* [Ausgewählter Auszug]

Herzlichen Glückwunsch zum Jubiläum, lieber Weltcup – vor genau 50 Jahren kamst Du zur Welt: am 5. Januar 1967 fand das allererste Weltcup-Rennen statt! Ein Männer-Slalom im oberbayerischen Berchtesgaden. Ein guter Grund, heute dort hin zu reisen! Die aktuellen Schneeverhältnisse sind schließlich perfekt. Auch die Damen starteten ihren Weltcup in Deutschland – am 7. Januar 1967 ein Slalom in Oberstaufen/Allgäu. Dort hin sollten Sie – rät Reise-Stories.de – dann als nächstes reisen. Als Ihre ganz persönliche, private Weltcup-Tour. Das Jubiläum ist dies wert. Immerhin avancierte die Wettbewerbs-Serie zur faszinierendsten Geschichte des Winter-Metiers. Wie der Weltcup wurde, was er ist – erzählen wir hier.
________________________________________________
Foto oben:
Das berühmteste Rennen des gesamten Weltcups? Keine Frage: der Abfahrtslauf von Kitzbühel – die „Streif“ hinab mit dem furchterregenden Starthang oben und dem Zielsprung (siehe Foto) unten. Hier schlug auch eine vorentscheidende Stunde für die Gründung des Weltcups: Während einer Trainingspause im Januar 1966 fand auf der Kitzbüheler Seidlalm – gleich neben dem bekannten Seidlsprung der Streif-Strecke – ein legendäres Gespräch zwischen den Koryphäen Serge Lang aus dem Elsaß, Bob Beattie aus den USA, Honore Bonnet aus Frankreich und Sepp Sulzberger aus Österreich statt. Sein Ein Gedenkschild vor der Alm erinnert heute noch an jenen Ratsch, der letztendlich den alpinen Skisport in eine andere Dimension erhob.

* [Datensätze]

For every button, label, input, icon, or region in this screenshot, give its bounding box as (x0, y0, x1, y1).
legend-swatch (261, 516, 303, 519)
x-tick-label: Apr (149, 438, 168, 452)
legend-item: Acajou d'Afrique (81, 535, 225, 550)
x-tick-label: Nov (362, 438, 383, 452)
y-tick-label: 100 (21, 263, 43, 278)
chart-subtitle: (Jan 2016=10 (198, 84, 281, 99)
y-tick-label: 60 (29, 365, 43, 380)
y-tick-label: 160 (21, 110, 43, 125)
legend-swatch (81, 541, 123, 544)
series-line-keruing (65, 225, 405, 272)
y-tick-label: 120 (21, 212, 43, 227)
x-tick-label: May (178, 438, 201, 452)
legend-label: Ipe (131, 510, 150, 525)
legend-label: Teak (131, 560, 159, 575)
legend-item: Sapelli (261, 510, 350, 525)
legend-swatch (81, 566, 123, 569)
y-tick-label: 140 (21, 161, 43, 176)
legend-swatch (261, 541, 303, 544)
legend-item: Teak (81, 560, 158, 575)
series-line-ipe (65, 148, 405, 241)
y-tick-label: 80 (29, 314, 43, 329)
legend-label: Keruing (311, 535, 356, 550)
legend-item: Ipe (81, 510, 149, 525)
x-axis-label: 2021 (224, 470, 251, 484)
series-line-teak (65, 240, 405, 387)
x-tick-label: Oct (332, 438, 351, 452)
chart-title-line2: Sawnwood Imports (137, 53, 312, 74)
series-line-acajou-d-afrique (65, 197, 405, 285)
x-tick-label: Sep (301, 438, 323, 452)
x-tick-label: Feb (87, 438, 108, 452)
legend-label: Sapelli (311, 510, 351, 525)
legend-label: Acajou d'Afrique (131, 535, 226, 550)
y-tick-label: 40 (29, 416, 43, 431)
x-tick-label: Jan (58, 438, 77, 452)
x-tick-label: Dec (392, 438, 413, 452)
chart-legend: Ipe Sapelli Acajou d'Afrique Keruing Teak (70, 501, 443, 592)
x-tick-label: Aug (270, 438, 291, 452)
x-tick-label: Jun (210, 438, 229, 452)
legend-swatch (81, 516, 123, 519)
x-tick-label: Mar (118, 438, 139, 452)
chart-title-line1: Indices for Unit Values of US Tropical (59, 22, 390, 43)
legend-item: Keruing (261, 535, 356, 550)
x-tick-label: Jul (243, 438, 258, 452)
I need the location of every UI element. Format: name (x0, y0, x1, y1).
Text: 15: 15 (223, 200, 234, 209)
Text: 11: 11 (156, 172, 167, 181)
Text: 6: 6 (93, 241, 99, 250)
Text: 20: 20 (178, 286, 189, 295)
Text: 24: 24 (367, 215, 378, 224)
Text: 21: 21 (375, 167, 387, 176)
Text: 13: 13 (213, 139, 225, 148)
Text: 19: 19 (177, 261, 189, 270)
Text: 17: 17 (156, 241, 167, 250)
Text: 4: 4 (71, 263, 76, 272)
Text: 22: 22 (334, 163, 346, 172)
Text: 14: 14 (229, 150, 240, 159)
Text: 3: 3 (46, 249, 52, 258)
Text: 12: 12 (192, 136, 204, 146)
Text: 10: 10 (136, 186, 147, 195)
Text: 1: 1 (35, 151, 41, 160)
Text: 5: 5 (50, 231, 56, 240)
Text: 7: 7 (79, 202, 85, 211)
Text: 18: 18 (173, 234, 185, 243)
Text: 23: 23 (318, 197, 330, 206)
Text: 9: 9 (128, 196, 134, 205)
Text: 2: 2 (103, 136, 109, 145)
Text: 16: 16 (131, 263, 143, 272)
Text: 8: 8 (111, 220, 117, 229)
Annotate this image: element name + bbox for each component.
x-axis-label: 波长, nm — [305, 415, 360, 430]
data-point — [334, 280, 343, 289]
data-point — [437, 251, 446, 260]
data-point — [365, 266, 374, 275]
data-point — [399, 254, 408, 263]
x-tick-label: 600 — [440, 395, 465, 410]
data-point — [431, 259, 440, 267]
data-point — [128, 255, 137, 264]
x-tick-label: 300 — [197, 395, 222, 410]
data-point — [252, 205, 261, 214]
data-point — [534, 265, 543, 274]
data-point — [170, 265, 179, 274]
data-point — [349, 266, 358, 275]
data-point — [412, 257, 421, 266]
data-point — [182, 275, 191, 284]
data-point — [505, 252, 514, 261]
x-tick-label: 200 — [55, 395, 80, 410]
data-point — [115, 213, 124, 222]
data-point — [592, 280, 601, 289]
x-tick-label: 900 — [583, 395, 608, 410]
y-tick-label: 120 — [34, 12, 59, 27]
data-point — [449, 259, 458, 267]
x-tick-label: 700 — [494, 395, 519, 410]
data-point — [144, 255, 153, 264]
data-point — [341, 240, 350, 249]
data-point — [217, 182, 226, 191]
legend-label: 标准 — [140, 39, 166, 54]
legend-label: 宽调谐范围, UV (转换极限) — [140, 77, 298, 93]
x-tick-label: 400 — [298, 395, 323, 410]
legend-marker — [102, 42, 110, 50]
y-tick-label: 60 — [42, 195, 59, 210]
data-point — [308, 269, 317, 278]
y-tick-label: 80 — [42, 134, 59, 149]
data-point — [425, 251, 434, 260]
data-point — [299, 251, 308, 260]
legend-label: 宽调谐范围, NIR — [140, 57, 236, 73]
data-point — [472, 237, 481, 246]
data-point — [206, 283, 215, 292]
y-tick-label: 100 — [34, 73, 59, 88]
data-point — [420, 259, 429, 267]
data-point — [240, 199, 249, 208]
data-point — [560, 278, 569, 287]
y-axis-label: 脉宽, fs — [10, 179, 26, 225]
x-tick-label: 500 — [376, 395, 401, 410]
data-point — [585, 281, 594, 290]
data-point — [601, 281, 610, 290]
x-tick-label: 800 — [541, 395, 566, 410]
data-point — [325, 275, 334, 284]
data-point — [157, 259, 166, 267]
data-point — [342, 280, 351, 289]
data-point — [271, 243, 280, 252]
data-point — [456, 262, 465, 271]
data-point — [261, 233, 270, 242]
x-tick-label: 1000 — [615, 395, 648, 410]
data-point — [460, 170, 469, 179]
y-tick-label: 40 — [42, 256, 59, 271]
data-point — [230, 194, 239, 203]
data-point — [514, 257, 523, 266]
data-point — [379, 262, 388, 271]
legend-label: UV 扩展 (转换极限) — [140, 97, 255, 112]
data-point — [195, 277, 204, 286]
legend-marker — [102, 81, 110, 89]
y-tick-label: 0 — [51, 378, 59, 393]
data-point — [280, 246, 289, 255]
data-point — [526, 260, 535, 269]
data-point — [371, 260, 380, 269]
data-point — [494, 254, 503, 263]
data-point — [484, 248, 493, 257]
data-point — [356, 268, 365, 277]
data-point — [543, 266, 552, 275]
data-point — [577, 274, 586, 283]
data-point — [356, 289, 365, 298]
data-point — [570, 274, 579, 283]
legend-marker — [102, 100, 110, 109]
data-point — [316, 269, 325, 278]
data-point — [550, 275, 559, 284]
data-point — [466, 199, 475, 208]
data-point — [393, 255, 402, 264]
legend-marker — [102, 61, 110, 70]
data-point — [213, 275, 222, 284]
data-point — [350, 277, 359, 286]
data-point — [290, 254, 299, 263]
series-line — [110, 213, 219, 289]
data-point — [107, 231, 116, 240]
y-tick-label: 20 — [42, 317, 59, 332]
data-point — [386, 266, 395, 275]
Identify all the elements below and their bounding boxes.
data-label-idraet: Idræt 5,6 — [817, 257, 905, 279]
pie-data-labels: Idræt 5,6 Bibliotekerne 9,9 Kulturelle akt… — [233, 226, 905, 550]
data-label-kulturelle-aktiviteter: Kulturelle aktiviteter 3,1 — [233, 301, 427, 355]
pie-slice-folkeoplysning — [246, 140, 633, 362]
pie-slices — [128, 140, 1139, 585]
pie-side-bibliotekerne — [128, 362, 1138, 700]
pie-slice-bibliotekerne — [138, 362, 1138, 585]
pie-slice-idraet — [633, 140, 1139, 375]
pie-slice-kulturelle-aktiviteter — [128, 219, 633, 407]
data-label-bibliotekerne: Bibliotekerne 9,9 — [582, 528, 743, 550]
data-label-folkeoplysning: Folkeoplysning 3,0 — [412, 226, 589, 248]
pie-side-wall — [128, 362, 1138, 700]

* [Aufgabe 1]
Gib in einem Satz an, an welchem Datum und an welchem Ort laut dem Auszug über den Ski-Weltcup das allererste Weltcup-Rennen stattfand.
* [Aufgabe 2]
Schreibe den Auszug über den Ski-Weltcup im Anschluss an seinen letzten Satz weiter.

* [Ergebnis 1]
Das allererste Weltcup-Rennen fand am 5. Januar 1967 in Berchtesgaden statt.

* [Ergebnis 2]
Fotocredit & Copyright:
Hahnenkamm-Rennen Kitzbühel/pro.media Innsbruck
Text:
Jupp Suttner
________________________________________________
194 Zentimeter hoch und 238 Pfund schwer – das war der alpine Weltcup. Der personifizierte. Denn 194/238 – das waren die Maße von Serge Lang, jenem französischen Journalisten, der diesen Wettbewerb erfunden und installiert hat. Man nannte ihn, den 1920 geborenen, schlicht “Mr. Worldcup”. Und exakt dies war er auch. Ohne Lang wäre die ganze Sache vielleicht nur eine kurze Affaire geworden – statt einer generationenlangen Liaison.
Es ist eine ziemlich leidenschaftliche Geschichte, dieser Weltcup. Mit Liebe und Hass, Dramen und Tränen, betörenden Glücksmomenten und großen Enttäuschungen. Mit Geld und Gier und Groupies, mit Geschwindigkeitsrausch und Gefahr – den fünf großen “G”s des Metiers. Mit faszinierenden Fernseh-Übertragungen und ausflippenden Fans. Mit veranstalterverhöhnenden Naturgewalten, mit grandiosen Naturschönheiten – und desgleichen grausamen Naturverstümmelungen. Mit Psycho-Tricks und Material-Spionage. Und: mit dem Tod. Er fährt immer mit.
Zumindest bei den Abfahrtsrennen. Nicht wenige vor den TV-Geräten zu Hause, die vor allem der Geruch von Blut und Spektakel an den Bildschirm zieht. Je mehr Stürze zu erwarten, je größer das vorauszusehende Massaker – desto höher die Einschaltquote. Vielleicht wird gerade dieser Morbidität wegen der Ski-Weltcup immer mit der Formel 1 des Autorennsports verglichen.
Begonnen hat die Weltcup-Story mit einem ganzen Sammelsurium von Veranstaltungen, die in der ersten Hälfte der sechziger Jahre existierten. Es gab die vom Skiweltverband (FIS) geschützten FIS-A-Rennen (Klassiker wie Kitzbühel, Wengen etc.), es gab richtiggehende Länderkämpfe (Frankreich-USA etwa), es gab in der Schweiz “Anglo-Swiss”-Veranstaltungen (in einer Art Daviscup-Modus), es gab inoffizielle Saison-Weltranglisten (aufgestellt von verschiedensten Journalisten) – und es gab außerhalb des Schnees die “Super-Prestige”-Wertung der Radfahrer sowie den Europacup der Fußballer. “Das alles”, verriet Serge Lang später mal, vor seinem Tod 1999, dem Reise-Stories-Autor, “hat eine Rolle gespielt”.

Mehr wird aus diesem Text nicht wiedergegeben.